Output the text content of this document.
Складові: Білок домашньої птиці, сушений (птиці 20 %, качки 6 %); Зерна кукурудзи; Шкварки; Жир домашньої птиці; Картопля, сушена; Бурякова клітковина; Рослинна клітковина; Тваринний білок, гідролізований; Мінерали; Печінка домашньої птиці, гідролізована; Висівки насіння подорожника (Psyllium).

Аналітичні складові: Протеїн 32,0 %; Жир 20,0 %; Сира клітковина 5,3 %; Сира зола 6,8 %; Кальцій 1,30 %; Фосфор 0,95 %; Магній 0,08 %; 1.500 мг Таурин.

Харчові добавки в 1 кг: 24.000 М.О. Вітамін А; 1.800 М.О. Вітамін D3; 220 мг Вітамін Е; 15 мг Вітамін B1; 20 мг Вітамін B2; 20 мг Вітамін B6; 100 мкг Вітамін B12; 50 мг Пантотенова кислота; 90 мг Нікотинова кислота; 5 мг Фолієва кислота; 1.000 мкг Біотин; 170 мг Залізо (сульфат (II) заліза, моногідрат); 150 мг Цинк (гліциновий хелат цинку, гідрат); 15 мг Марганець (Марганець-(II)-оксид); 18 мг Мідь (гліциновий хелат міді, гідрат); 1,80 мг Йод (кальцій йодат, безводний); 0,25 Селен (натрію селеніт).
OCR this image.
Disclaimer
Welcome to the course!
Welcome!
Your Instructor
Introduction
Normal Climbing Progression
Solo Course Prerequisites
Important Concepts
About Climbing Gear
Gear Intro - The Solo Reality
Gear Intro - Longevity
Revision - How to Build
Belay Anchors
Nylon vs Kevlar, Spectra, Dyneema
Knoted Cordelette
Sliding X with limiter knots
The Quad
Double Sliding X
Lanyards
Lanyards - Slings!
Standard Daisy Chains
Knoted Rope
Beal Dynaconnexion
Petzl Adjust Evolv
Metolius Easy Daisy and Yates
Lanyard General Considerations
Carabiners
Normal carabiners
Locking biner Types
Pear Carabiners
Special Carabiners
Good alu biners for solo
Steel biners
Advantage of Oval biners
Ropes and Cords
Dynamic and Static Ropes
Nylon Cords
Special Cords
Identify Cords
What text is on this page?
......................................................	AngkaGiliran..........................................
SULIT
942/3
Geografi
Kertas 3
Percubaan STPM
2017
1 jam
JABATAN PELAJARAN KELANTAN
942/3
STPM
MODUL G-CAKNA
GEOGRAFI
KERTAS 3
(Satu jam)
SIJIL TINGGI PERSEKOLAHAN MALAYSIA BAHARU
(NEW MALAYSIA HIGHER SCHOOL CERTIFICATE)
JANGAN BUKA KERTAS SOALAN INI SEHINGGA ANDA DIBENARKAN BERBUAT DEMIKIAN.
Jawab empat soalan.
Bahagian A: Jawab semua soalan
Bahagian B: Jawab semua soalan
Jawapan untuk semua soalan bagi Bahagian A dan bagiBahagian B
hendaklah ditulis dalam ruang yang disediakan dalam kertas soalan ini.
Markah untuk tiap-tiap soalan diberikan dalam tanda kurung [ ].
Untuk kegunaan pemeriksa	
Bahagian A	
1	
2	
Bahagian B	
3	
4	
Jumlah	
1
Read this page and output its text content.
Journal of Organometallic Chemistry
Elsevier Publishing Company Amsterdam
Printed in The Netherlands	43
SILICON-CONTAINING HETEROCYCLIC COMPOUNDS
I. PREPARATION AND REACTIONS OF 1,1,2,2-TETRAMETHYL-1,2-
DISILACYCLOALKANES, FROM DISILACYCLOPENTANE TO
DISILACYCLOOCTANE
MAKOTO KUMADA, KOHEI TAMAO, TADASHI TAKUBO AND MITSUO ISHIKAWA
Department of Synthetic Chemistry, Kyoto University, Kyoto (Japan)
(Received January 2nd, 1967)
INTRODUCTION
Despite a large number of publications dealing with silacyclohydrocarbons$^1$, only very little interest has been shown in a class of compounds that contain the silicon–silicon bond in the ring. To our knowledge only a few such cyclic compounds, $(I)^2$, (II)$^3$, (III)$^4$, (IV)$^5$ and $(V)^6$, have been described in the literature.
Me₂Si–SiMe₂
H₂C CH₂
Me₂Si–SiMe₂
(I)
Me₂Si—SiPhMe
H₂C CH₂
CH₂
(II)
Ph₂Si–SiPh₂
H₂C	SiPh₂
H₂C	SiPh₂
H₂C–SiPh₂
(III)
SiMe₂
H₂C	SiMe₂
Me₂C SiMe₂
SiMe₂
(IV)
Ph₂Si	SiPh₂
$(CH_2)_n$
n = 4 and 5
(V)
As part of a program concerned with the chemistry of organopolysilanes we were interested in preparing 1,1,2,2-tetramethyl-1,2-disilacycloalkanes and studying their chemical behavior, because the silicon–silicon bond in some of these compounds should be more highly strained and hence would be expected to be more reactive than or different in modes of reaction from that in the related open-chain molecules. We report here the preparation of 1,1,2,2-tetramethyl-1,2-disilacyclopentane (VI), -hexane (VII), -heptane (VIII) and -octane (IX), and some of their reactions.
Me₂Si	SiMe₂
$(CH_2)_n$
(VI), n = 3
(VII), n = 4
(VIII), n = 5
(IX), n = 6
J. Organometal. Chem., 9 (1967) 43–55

> _Exercise directions_:
Copy every line of the records above that contains "bond".

> _Result_:
Despite a large number of publications dealing with silacyclohydrocarbons$^1$, only very little interest has been shown in a class of compounds that contain the silicon–silicon bond in the ring. To our knowledge only a few such cyclic compounds, $(I)^2$, (II)$^3$, (III)$^4$, (IV)$^5$ and $(V)^6$, have been described in the literature.
As part of a program concerned with the chemistry of organopolysilanes we were interested in preparing 1,1,2,2-tetramethyl-1,2-disilacycloalkanes and studying their chemical behavior, because the silicon–silicon bond in some of these compounds should be more highly strained and hence would be expected to be more reactive than or different in modes of reaction from that in the related open-chain molecules. We report here the preparation of 1,1,2,2-tetramethyl-1,2-disilacyclopentane (VI), -hexane (VII), -heptane (VIII) and -octane (IX), and some of their reactions.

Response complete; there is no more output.